* _Task instructions_
Extract the lines beginning at the one that holds "What's the underlying" and ending at the final line of the material below, keeping them exact and leaving out all pictures.

* _Data excerpts_
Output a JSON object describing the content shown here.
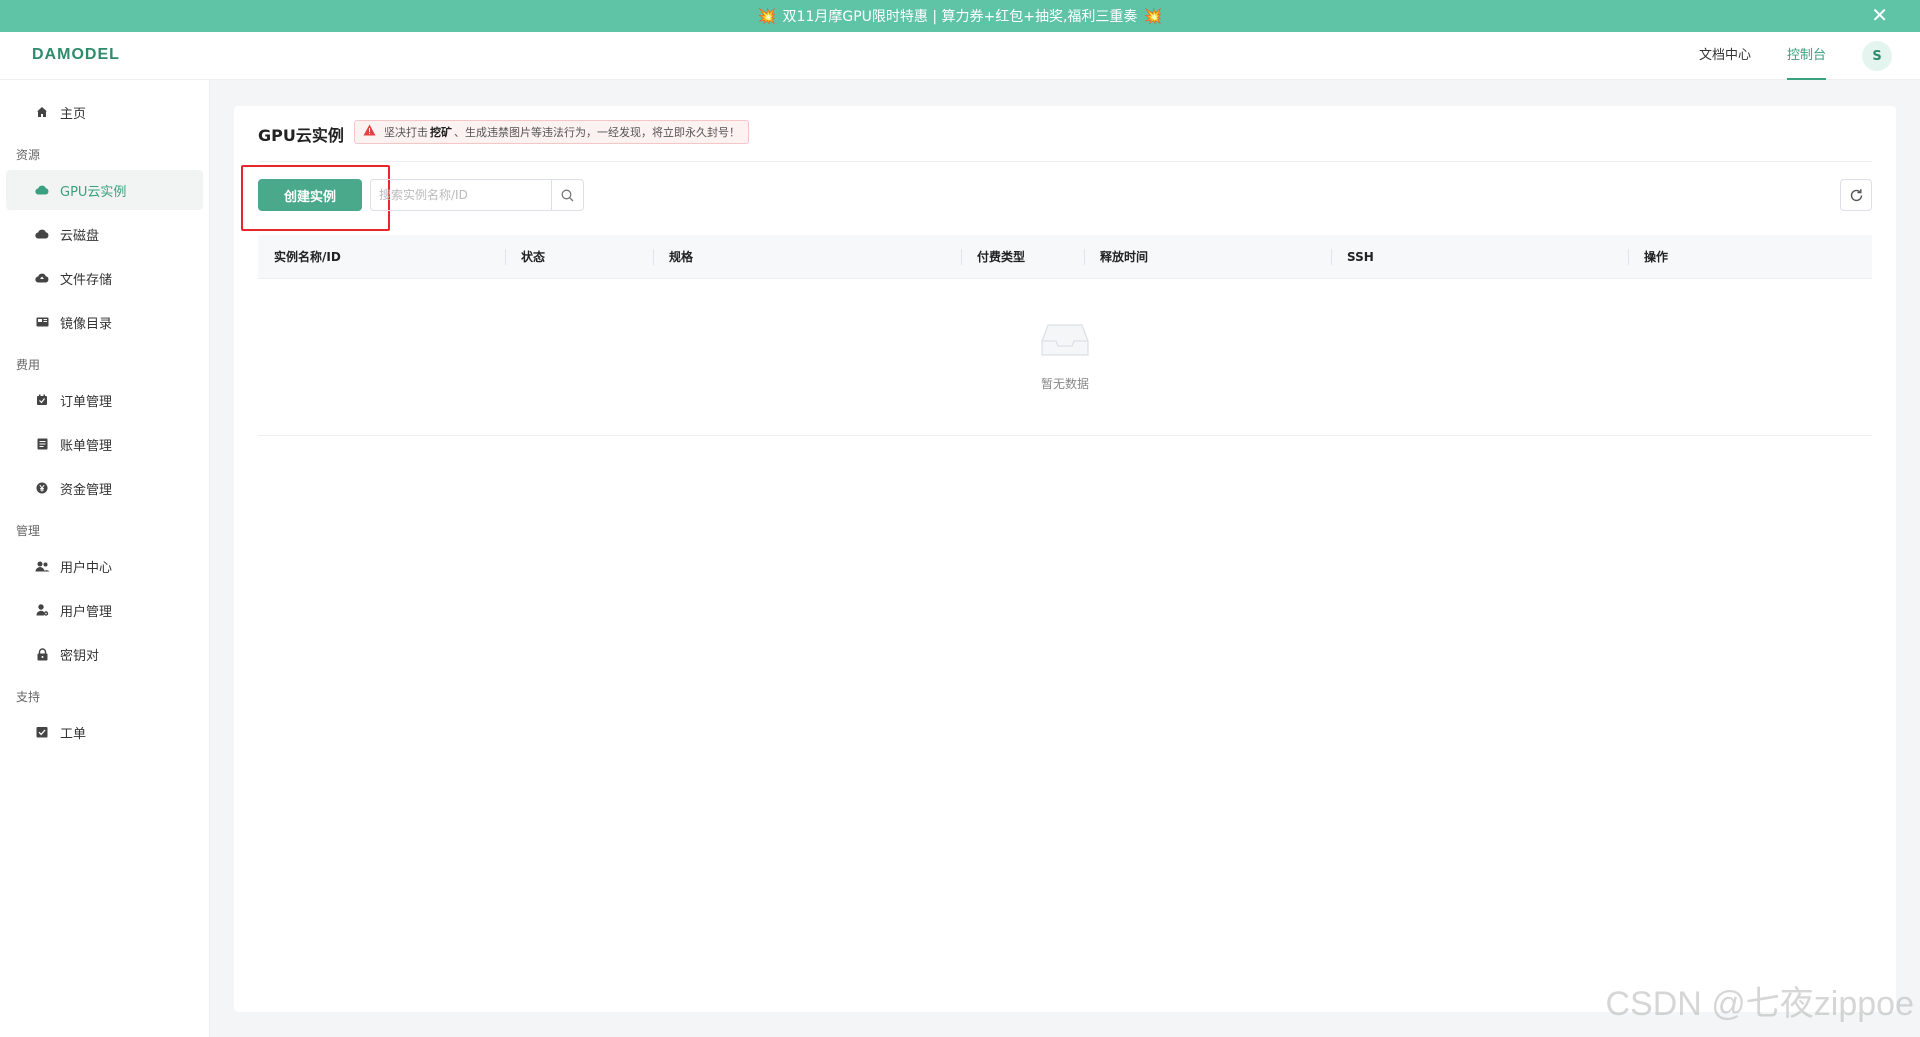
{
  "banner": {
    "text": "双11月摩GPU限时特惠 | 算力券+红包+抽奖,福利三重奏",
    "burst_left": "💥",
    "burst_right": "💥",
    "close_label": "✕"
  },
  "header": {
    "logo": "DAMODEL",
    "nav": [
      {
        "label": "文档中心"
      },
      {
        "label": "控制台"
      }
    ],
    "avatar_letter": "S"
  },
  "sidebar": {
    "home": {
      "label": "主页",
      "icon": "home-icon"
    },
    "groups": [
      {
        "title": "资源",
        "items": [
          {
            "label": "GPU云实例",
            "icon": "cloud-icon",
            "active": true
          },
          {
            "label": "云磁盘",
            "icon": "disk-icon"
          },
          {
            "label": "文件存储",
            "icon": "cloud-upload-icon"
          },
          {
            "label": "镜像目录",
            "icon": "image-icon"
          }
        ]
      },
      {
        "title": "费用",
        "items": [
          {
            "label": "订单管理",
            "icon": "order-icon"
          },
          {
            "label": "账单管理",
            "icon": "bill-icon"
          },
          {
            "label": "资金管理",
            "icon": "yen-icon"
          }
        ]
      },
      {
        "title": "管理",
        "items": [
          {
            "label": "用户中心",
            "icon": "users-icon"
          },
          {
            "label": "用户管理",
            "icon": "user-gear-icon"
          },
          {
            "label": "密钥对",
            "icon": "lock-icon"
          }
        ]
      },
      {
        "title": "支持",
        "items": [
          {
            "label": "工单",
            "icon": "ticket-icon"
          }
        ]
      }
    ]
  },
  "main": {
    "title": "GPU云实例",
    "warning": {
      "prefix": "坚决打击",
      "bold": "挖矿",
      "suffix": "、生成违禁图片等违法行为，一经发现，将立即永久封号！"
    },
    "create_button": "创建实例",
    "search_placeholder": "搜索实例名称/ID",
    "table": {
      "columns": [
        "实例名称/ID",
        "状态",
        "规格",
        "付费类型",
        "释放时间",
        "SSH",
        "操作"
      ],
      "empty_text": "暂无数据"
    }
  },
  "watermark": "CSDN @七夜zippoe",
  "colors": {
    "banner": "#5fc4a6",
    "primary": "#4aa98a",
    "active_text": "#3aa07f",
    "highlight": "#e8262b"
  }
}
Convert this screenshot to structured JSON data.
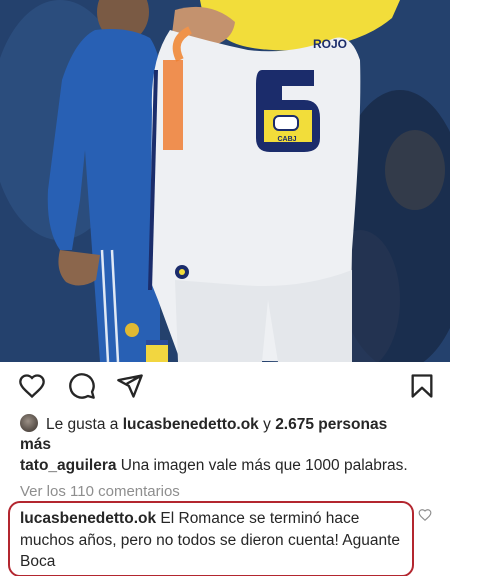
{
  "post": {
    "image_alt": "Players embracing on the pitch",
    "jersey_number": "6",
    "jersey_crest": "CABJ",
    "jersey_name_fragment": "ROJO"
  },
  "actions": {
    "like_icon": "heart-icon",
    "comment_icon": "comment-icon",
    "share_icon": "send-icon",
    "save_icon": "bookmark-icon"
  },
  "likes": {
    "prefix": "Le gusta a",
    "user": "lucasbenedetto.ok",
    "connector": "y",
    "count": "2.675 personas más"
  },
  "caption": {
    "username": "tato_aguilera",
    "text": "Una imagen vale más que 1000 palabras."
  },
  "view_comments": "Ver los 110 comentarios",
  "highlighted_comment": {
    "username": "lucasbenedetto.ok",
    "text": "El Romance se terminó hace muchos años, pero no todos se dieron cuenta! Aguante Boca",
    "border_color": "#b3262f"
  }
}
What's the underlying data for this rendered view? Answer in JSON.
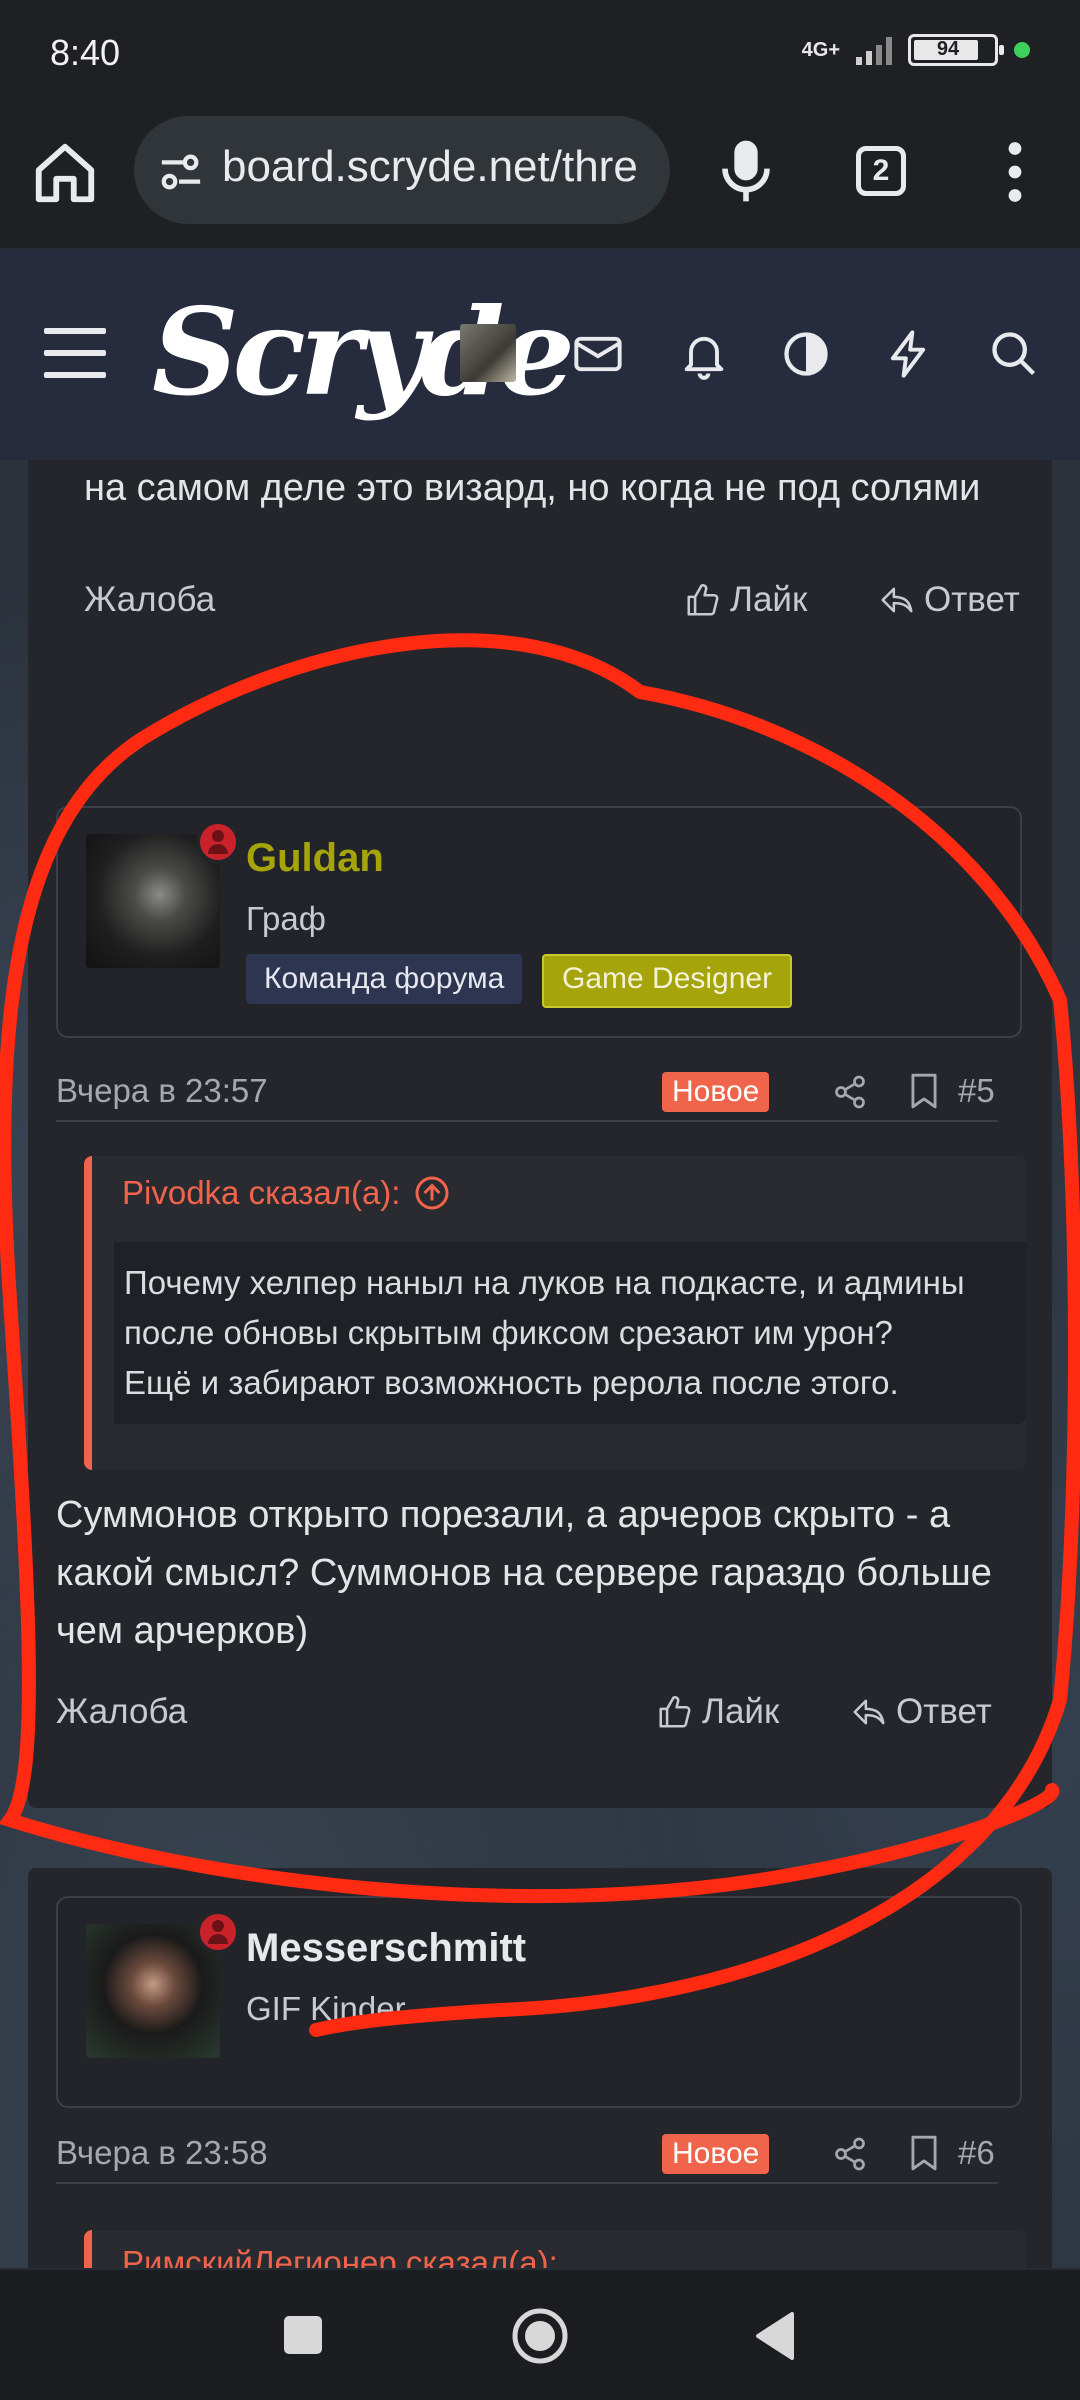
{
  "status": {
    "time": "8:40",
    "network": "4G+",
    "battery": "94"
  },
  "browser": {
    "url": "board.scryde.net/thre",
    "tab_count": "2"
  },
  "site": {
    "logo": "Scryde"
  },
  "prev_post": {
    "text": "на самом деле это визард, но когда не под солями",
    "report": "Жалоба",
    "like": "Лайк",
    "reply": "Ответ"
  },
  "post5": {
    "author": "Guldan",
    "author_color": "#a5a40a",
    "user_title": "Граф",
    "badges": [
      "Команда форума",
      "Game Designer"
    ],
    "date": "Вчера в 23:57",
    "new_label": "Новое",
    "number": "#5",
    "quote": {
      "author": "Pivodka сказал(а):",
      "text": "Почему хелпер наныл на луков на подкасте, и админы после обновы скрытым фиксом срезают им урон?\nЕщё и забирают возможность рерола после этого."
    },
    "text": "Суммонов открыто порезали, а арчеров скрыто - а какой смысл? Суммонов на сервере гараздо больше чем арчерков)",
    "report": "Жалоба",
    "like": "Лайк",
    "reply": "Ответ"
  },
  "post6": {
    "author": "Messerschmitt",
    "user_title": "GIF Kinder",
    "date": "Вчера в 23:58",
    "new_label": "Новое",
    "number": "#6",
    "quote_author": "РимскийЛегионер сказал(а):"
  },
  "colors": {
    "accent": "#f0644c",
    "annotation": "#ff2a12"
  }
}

* _Output of the exercise_
What's the underlying data for this rendered view? Answer in JSON.
{
  "status": {
    "time": "8:40",
    "network": "4G+",
    "battery": "94"
  },
  "browser": {
    "url": "board.scryde.net/thre",
    "tab_count": "2"
  },
  "site": {
    "logo": "Scryde"
  },
  "prev_post": {
    "text": "на самом деле это визард, но когда не под солями",
    "report": "Жалоба",
    "like": "Лайк",
    "reply": "Ответ"
  },
  "post5": {
    "author": "Guldan",
    "author_color": "#a5a40a",
    "user_title": "Граф",
    "badges": [
      "Команда форума",
      "Game Designer"
    ],
    "date": "Вчера в 23:57",
    "new_label": "Новое",
    "number": "#5",
    "quote": {
      "author": "Pivodka сказал(а):",
      "text": "Почему хелпер наныл на луков на подкасте, и админы после обновы скрытым фиксом срезают им урон?\nЕщё и забирают возможность рерола после этого."
    },
    "text": "Суммонов открыто порезали, а арчеров скрыто - а какой смысл? Суммонов на сервере гараздо больше чем арчерков)",
    "report": "Жалоба",
    "like": "Лайк",
    "reply": "Ответ"
  },
  "post6": {
    "author": "Messerschmitt",
    "user_title": "GIF Kinder",
    "date": "Вчера в 23:58",
    "new_label": "Новое",
    "number": "#6",
    "quote_author": "РимскийЛегионер сказал(а):"
  },
  "colors": {
    "accent": "#f0644c",
    "annotation": "#ff2a12"
  }
}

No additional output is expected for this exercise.